── Provided data

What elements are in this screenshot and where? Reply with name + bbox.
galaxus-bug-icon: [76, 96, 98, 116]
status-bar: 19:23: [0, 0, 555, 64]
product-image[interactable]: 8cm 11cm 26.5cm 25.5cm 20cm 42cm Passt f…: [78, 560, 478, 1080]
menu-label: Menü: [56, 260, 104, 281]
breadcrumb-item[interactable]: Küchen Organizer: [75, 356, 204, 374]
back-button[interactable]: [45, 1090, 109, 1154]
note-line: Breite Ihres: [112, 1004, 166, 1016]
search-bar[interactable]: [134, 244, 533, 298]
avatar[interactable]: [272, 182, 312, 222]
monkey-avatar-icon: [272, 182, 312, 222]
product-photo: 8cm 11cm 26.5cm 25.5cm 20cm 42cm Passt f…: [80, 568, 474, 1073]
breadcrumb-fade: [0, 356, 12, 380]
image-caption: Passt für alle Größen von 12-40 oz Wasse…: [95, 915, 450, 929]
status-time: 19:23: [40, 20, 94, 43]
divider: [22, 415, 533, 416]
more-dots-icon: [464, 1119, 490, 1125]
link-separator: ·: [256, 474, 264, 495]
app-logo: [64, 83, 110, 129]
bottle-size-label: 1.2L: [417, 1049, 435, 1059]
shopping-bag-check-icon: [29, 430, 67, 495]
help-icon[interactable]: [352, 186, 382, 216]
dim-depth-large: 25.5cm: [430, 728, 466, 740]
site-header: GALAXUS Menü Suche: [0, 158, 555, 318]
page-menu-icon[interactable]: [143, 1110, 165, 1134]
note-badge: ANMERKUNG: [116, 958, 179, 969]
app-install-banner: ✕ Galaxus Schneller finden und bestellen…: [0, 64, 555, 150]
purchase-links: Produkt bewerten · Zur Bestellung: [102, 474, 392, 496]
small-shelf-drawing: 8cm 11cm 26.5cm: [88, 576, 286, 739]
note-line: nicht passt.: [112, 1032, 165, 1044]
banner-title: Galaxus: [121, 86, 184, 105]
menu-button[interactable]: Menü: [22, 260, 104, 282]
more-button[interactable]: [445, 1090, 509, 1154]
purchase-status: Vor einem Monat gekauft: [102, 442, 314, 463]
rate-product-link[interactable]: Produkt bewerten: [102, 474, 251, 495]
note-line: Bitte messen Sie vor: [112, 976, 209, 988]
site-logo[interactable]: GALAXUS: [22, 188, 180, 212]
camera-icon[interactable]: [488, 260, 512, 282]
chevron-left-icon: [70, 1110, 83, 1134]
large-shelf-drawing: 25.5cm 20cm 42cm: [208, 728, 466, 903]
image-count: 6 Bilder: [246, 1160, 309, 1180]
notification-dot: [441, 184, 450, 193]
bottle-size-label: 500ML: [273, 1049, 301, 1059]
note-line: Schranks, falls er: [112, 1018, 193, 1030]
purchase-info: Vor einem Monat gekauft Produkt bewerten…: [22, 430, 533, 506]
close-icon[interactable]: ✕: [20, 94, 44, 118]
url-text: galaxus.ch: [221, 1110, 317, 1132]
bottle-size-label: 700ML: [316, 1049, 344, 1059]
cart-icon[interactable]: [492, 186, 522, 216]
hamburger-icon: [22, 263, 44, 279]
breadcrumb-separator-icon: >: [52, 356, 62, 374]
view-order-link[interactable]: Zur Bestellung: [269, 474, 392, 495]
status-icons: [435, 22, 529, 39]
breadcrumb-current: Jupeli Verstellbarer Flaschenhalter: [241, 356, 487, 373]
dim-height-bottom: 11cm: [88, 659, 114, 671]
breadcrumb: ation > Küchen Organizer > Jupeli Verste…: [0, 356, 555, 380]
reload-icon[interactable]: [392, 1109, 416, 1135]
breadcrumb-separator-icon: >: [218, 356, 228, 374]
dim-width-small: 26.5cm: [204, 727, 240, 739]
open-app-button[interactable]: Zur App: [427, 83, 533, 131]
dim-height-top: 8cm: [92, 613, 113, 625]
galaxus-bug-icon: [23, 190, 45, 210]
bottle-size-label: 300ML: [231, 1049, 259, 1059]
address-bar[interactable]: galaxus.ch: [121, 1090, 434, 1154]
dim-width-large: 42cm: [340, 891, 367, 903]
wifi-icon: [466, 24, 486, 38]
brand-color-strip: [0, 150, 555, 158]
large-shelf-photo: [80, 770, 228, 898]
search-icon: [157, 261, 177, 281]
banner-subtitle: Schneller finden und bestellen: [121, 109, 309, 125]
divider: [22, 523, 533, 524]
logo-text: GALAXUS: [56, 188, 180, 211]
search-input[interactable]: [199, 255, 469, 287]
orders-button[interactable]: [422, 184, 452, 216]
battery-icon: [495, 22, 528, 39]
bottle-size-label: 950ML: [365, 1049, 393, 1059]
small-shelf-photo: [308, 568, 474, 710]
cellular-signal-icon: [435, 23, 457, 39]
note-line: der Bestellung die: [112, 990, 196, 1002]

────

◆ Your objective ◆
Rewrite all the rows above, replacing "bottle-size-label" with "volume-label" wherever it occurs and changing nothing else.

◆ Complete answer ◆
What elements are in this screenshot and where? Reply with name + bbox.
galaxus-bug-icon: [76, 96, 98, 116]
status-bar: 19:23: [0, 0, 555, 64]
product-image[interactable]: 8cm 11cm 26.5cm 25.5cm 20cm 42cm Passt f…: [78, 560, 478, 1080]
menu-label: Menü: [56, 260, 104, 281]
breadcrumb-item[interactable]: Küchen Organizer: [75, 356, 204, 374]
back-button[interactable]: [45, 1090, 109, 1154]
note-line: Breite Ihres: [112, 1004, 166, 1016]
search-bar[interactable]: [134, 244, 533, 298]
avatar[interactable]: [272, 182, 312, 222]
monkey-avatar-icon: [272, 182, 312, 222]
product-photo: 8cm 11cm 26.5cm 25.5cm 20cm 42cm Passt f…: [80, 568, 474, 1073]
breadcrumb-fade: [0, 356, 12, 380]
image-caption: Passt für alle Größen von 12-40 oz Wasse…: [95, 915, 450, 929]
status-time: 19:23: [40, 20, 94, 43]
divider: [22, 415, 533, 416]
more-dots-icon: [464, 1119, 490, 1125]
link-separator: ·: [256, 474, 264, 495]
app-logo: [64, 83, 110, 129]
volume-label: 1.2L: [417, 1049, 435, 1059]
shopping-bag-check-icon: [29, 430, 67, 495]
help-icon[interactable]: [352, 186, 382, 216]
dim-depth-large: 25.5cm: [430, 728, 466, 740]
site-header: GALAXUS Menü Suche: [0, 158, 555, 318]
page-menu-icon[interactable]: [143, 1110, 165, 1134]
note-badge: ANMERKUNG: [116, 958, 179, 969]
app-install-banner: ✕ Galaxus Schneller finden und bestellen…: [0, 64, 555, 150]
purchase-links: Produkt bewerten · Zur Bestellung: [102, 474, 392, 496]
small-shelf-drawing: 8cm 11cm 26.5cm: [88, 576, 286, 739]
note-line: nicht passt.: [112, 1032, 165, 1044]
banner-title: Galaxus: [121, 86, 184, 105]
menu-button[interactable]: Menü: [22, 260, 104, 282]
more-button[interactable]: [445, 1090, 509, 1154]
purchase-status: Vor einem Monat gekauft: [102, 442, 314, 463]
rate-product-link[interactable]: Produkt bewerten: [102, 474, 251, 495]
note-line: Bitte messen Sie vor: [112, 976, 209, 988]
site-logo[interactable]: GALAXUS: [22, 188, 180, 212]
camera-icon[interactable]: [488, 260, 512, 282]
chevron-left-icon: [70, 1110, 83, 1134]
large-shelf-drawing: 25.5cm 20cm 42cm: [208, 728, 466, 903]
image-count: 6 Bilder: [246, 1160, 309, 1180]
notification-dot: [441, 184, 450, 193]
volume-label: 500ML: [273, 1049, 301, 1059]
note-line: Schranks, falls er: [112, 1018, 193, 1030]
purchase-info: Vor einem Monat gekauft Produkt bewerten…: [22, 430, 533, 506]
close-icon[interactable]: ✕: [20, 94, 44, 118]
url-text: galaxus.ch: [221, 1110, 317, 1132]
volume-label: 700ML: [316, 1049, 344, 1059]
cart-icon[interactable]: [492, 186, 522, 216]
hamburger-icon: [22, 263, 44, 279]
breadcrumb-separator-icon: >: [52, 356, 62, 374]
view-order-link[interactable]: Zur Bestellung: [269, 474, 392, 495]
status-icons: [435, 22, 529, 39]
breadcrumb-current: Jupeli Verstellbarer Flaschenhalter: [241, 356, 487, 373]
dim-height-bottom: 11cm: [88, 659, 114, 671]
breadcrumb: ation > Küchen Organizer > Jupeli Verste…: [0, 356, 555, 380]
reload-icon[interactable]: [392, 1109, 416, 1135]
breadcrumb-separator-icon: >: [218, 356, 228, 374]
dim-width-small: 26.5cm: [204, 727, 240, 739]
open-app-button[interactable]: Zur App: [427, 83, 533, 131]
dim-height-top: 8cm: [92, 613, 113, 625]
galaxus-bug-icon: [23, 190, 45, 210]
volume-label: 300ML: [231, 1049, 259, 1059]
address-bar[interactable]: galaxus.ch: [121, 1090, 434, 1154]
dim-width-large: 42cm: [340, 891, 367, 903]
wifi-icon: [466, 24, 486, 38]
brand-color-strip: [0, 150, 555, 158]
large-shelf-photo: [80, 770, 228, 898]
search-icon: [157, 261, 177, 281]
banner-subtitle: Schneller finden und bestellen: [121, 109, 309, 125]
divider: [22, 523, 533, 524]
logo-text: GALAXUS: [56, 188, 180, 211]
search-input[interactable]: [199, 255, 469, 287]
orders-button[interactable]: [422, 184, 452, 216]
battery-icon: [495, 22, 528, 39]
volume-label: 950ML: [365, 1049, 393, 1059]
small-shelf-photo: [308, 568, 474, 710]
cellular-signal-icon: [435, 23, 457, 39]
note-line: der Bestellung die: [112, 990, 196, 1002]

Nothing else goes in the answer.